** start DATA FOR THIS TASK **

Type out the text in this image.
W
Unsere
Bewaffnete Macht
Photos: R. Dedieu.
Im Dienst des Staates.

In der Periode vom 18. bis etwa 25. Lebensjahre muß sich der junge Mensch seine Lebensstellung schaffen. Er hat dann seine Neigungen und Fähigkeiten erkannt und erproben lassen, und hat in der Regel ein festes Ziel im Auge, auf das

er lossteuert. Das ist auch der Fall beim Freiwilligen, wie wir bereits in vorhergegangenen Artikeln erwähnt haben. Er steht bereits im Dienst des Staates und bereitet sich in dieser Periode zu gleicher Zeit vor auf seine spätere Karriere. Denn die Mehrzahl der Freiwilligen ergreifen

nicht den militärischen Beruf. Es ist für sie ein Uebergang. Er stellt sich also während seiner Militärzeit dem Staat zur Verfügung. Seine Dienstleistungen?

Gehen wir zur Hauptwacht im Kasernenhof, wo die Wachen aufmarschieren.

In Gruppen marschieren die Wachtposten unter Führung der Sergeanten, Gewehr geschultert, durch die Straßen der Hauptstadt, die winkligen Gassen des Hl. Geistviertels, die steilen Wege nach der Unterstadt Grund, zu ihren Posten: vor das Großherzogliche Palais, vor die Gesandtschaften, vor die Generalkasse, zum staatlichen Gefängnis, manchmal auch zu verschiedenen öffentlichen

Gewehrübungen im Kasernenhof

** end DATA FOR THIS TASK **

PROBLEM REQUIREMENTS:
Once more, set down the full listing, verbatim.

COMPLETED TASK:
Type out the text in this image.
W
Unsere
Bewaffnete Macht
Photos: R. Dedieu.
Im Dienst des Staates.

In der Periode vom 18. bis etwa 25. Lebensjahre muß sich der junge Mensch seine Lebensstellung schaffen. Er hat dann seine Neigungen und Fähigkeiten erkannt und erproben lassen, und hat in der Regel ein festes Ziel im Auge, auf das

er lossteuert. Das ist auch der Fall beim Freiwilligen, wie wir bereits in vorhergegangenen Artikeln erwähnt haben. Er steht bereits im Dienst des Staates und bereitet sich in dieser Periode zu gleicher Zeit vor auf seine spätere Karriere. Denn die Mehrzahl der Freiwilligen ergreifen

nicht den militärischen Beruf. Es ist für sie ein Uebergang. Er stellt sich also während seiner Militärzeit dem Staat zur Verfügung. Seine Dienstleistungen?

Gehen wir zur Hauptwacht im Kasernenhof, wo die Wachen aufmarschieren.

In Gruppen marschieren die Wachtposten unter Führung der Sergeanten, Gewehr geschultert, durch die Straßen der Hauptstadt, die winkligen Gassen des Hl. Geistviertels, die steilen Wege nach der Unterstadt Grund, zu ihren Posten: vor das Großherzogliche Palais, vor die Gesandtschaften, vor die Generalkasse, zum staatlichen Gefängnis, manchmal auch zu verschiedenen öffentlichen

Gewehrübungen im Kasernenhof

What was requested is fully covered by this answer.